## [Requirements]
Go through the material below and copy all lines with "shRNA".

Source data
● ● ● ● ● ● ●
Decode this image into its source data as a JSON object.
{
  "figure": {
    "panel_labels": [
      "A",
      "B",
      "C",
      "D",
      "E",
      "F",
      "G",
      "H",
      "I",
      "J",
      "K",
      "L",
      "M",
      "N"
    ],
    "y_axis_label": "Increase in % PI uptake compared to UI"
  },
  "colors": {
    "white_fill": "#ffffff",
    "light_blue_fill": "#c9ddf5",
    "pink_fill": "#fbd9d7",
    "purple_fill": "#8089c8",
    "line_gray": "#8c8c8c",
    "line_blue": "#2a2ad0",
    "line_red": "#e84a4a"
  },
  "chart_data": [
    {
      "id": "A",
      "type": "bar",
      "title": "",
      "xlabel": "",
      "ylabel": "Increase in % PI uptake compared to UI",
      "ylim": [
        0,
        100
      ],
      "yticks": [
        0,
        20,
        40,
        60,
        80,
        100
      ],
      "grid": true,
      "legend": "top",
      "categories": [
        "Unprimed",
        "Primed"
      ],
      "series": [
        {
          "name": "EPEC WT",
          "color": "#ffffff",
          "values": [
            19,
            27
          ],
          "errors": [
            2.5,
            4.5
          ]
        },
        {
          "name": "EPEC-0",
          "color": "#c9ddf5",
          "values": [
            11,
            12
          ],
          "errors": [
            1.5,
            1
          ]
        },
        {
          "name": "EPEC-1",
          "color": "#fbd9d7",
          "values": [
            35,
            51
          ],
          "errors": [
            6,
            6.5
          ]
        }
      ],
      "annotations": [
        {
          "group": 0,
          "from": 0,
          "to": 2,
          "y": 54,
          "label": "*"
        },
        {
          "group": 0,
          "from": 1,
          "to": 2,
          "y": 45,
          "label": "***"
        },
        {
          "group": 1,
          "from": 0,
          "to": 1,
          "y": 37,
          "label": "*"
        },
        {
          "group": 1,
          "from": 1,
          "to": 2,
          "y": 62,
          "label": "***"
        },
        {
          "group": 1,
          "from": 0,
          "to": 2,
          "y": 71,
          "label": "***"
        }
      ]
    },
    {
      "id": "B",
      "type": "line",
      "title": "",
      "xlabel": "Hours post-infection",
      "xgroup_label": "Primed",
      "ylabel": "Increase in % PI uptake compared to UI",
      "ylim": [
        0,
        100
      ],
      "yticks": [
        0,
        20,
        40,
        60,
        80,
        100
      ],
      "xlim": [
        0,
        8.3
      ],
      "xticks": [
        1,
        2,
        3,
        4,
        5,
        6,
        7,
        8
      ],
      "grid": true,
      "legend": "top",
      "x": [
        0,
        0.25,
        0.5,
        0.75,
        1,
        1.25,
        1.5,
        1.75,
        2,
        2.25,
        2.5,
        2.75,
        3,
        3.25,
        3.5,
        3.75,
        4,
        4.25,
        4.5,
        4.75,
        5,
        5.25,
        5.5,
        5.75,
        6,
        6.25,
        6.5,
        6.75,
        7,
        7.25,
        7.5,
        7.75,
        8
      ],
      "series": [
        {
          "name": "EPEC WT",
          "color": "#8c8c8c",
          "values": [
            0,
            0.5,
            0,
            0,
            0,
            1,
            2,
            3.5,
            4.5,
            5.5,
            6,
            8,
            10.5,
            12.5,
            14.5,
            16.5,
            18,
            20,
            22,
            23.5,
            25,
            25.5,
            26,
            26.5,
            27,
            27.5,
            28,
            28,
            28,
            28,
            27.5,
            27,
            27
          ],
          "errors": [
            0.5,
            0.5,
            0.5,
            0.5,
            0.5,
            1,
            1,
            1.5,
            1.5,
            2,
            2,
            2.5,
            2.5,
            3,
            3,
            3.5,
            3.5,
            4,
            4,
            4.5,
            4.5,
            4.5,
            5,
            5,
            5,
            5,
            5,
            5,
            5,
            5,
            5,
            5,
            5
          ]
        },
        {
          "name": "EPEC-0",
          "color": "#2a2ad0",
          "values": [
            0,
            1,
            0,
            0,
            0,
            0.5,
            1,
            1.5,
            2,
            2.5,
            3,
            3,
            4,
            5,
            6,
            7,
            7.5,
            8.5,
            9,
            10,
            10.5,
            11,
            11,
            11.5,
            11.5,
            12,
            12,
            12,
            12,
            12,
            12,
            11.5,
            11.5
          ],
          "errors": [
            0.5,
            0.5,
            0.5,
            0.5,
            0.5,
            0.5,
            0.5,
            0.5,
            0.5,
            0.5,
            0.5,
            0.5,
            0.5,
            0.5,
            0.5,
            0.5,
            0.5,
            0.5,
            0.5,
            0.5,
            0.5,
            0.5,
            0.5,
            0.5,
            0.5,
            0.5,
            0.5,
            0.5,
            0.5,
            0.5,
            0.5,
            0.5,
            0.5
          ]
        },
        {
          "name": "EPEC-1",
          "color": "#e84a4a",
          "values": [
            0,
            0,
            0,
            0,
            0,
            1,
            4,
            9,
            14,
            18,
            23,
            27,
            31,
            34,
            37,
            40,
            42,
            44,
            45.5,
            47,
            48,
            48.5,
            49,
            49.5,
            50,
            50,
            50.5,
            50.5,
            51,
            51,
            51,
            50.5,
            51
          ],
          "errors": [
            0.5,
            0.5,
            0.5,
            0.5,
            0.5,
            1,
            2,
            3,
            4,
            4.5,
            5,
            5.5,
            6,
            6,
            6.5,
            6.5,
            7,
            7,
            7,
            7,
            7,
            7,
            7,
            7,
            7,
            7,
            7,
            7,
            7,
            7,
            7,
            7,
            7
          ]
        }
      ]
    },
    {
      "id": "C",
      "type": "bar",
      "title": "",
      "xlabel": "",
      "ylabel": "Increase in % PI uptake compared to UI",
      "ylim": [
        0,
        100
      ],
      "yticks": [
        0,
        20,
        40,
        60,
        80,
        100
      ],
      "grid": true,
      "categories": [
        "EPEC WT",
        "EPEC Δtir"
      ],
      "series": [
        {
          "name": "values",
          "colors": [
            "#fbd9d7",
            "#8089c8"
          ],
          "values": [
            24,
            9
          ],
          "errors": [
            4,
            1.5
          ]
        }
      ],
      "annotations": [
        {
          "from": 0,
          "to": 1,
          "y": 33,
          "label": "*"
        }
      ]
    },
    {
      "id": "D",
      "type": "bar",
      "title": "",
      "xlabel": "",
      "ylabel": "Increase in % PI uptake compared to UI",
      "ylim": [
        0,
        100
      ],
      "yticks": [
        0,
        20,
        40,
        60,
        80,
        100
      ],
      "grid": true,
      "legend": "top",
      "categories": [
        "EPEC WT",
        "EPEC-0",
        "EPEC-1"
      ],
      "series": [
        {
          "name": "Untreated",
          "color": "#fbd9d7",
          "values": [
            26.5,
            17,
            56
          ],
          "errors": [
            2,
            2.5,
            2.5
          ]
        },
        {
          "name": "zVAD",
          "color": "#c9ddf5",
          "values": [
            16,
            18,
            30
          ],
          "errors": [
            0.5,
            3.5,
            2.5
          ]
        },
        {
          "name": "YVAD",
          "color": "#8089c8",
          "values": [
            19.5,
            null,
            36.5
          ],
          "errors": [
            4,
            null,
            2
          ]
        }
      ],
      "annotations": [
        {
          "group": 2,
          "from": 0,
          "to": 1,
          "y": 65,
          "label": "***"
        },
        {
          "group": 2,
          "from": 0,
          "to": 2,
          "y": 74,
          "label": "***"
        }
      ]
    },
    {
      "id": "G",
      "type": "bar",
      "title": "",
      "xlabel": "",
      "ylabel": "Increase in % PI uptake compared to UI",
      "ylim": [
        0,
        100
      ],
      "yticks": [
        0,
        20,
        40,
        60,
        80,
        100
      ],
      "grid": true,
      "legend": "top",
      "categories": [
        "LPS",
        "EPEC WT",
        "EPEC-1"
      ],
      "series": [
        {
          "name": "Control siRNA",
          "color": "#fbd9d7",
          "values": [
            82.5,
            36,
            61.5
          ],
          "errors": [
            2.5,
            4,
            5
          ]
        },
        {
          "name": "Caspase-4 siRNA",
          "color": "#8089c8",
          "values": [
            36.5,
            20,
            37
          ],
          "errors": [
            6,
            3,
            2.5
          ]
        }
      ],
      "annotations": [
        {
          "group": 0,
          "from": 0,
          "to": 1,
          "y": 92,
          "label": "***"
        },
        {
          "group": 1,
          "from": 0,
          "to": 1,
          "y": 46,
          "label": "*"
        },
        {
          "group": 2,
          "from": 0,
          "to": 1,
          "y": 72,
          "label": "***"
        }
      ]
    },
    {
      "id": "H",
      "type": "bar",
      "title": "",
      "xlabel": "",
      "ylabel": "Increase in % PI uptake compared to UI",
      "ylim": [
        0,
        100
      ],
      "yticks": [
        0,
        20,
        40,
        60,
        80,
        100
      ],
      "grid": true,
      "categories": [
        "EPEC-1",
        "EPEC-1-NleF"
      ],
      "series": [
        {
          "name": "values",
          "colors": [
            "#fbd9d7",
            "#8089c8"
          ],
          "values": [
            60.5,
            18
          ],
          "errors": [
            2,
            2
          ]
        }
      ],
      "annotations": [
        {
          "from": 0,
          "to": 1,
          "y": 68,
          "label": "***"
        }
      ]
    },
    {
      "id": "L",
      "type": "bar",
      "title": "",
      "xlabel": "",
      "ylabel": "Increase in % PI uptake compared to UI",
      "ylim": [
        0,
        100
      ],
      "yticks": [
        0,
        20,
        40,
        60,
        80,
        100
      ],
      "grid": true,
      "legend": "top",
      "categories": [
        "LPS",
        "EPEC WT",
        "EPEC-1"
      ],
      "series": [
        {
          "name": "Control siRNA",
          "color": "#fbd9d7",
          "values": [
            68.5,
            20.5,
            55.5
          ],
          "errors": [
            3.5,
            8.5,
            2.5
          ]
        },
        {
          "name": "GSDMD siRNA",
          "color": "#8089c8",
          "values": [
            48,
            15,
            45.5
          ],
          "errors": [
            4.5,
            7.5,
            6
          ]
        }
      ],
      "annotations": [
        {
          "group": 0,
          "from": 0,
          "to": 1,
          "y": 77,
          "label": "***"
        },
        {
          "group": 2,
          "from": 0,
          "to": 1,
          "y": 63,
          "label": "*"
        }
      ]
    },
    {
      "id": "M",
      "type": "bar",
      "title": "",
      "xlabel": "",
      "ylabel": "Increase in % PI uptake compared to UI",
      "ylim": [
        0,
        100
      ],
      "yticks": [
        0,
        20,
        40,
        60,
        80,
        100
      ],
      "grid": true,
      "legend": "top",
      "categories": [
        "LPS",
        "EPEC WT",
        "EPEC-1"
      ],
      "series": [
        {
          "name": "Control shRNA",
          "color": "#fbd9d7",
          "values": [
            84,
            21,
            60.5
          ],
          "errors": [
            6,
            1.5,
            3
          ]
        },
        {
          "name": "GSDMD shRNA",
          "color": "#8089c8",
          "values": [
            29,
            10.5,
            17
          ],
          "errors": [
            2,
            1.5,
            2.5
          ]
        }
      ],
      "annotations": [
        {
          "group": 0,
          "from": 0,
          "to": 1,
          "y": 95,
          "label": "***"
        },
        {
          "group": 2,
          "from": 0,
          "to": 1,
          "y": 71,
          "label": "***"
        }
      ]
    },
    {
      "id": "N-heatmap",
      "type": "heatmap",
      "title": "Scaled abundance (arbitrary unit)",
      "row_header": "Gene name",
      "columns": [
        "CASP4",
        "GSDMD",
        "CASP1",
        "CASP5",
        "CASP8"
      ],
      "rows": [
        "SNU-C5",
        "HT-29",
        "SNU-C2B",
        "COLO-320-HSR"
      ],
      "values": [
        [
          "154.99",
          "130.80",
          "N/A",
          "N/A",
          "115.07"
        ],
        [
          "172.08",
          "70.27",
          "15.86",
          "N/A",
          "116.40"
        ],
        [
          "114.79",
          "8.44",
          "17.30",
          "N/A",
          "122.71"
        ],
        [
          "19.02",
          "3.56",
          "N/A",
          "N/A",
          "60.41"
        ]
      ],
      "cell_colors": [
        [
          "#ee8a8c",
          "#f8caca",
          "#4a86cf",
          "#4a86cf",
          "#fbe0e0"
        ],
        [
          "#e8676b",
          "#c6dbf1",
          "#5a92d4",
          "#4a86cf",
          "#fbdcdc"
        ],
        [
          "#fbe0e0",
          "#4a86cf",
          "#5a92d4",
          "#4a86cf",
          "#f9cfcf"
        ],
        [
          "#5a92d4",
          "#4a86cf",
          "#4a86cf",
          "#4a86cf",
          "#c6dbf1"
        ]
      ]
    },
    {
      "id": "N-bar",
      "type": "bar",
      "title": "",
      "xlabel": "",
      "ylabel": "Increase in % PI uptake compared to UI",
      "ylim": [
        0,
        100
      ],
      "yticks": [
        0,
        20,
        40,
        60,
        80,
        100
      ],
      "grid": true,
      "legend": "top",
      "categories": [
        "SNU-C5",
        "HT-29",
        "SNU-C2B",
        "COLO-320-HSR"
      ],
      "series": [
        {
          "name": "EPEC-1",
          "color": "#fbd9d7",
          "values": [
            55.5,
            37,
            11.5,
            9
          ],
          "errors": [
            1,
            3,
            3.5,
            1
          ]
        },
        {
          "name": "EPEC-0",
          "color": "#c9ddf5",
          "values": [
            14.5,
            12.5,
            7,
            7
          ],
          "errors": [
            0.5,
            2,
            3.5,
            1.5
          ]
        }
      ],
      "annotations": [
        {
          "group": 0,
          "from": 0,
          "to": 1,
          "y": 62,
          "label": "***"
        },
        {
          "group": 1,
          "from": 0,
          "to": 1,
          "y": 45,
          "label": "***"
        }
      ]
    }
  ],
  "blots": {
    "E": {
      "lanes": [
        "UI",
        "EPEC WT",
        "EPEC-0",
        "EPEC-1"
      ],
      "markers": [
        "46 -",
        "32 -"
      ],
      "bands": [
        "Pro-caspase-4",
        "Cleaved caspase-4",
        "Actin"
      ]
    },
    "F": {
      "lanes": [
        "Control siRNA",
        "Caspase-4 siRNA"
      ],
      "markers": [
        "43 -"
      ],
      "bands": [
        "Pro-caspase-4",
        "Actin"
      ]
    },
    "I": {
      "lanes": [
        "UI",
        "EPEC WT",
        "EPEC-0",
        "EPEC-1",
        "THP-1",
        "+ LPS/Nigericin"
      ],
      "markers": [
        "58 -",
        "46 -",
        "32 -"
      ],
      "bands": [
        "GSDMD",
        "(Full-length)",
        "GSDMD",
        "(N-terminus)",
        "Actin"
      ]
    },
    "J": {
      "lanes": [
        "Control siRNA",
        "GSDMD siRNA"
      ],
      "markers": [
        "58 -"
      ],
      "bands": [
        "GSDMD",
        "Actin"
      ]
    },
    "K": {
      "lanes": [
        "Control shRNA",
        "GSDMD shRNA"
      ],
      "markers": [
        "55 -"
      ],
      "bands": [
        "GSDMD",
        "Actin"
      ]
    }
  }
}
● ● ● ● ● ● ●
## [Written solution]
          "name": "Control shRNA",
          "name": "GSDMD shRNA",
        "Control shRNA",
        "GSDMD shRNA"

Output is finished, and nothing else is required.